> **The records**:
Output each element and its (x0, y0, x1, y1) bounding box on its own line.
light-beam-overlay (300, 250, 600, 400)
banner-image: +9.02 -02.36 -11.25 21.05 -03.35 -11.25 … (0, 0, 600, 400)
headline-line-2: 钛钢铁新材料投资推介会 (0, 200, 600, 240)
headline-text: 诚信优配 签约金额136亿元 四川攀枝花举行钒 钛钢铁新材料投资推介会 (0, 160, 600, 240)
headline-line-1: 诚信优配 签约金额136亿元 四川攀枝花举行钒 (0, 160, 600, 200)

> **Aim of the task**: Can you turn all of the data above into a Markdown table with the columns Row and Data line, one numbered row per line, leaving out any blank lines?

> **Exercise result**:
| Row | Data line |
|---|---|
| 1 | Output each element and its (x0, y0, x1, y1) bounding box on its own line. |
| 2 | light-beam-overlay (300, 250, 600, 400) |
| 3 | banner-image: +9.02 -02.36 -11.25 21.05 -03.35 -11.25 … (0, 0, 600, 400) |
| 4 | headline-line-2: 钛钢铁新材料投资推介会 (0, 200, 600, 240) |
| 5 | headline-text: 诚信优配 签约金额136亿元 四川攀枝花举行钒 钛钢铁新材料投资推介会 (0, 160, 600, 240) |
| 6 | headline-line-1: 诚信优配 签约金额136亿元 四川攀枝花举行钒 (0, 160, 600, 200) |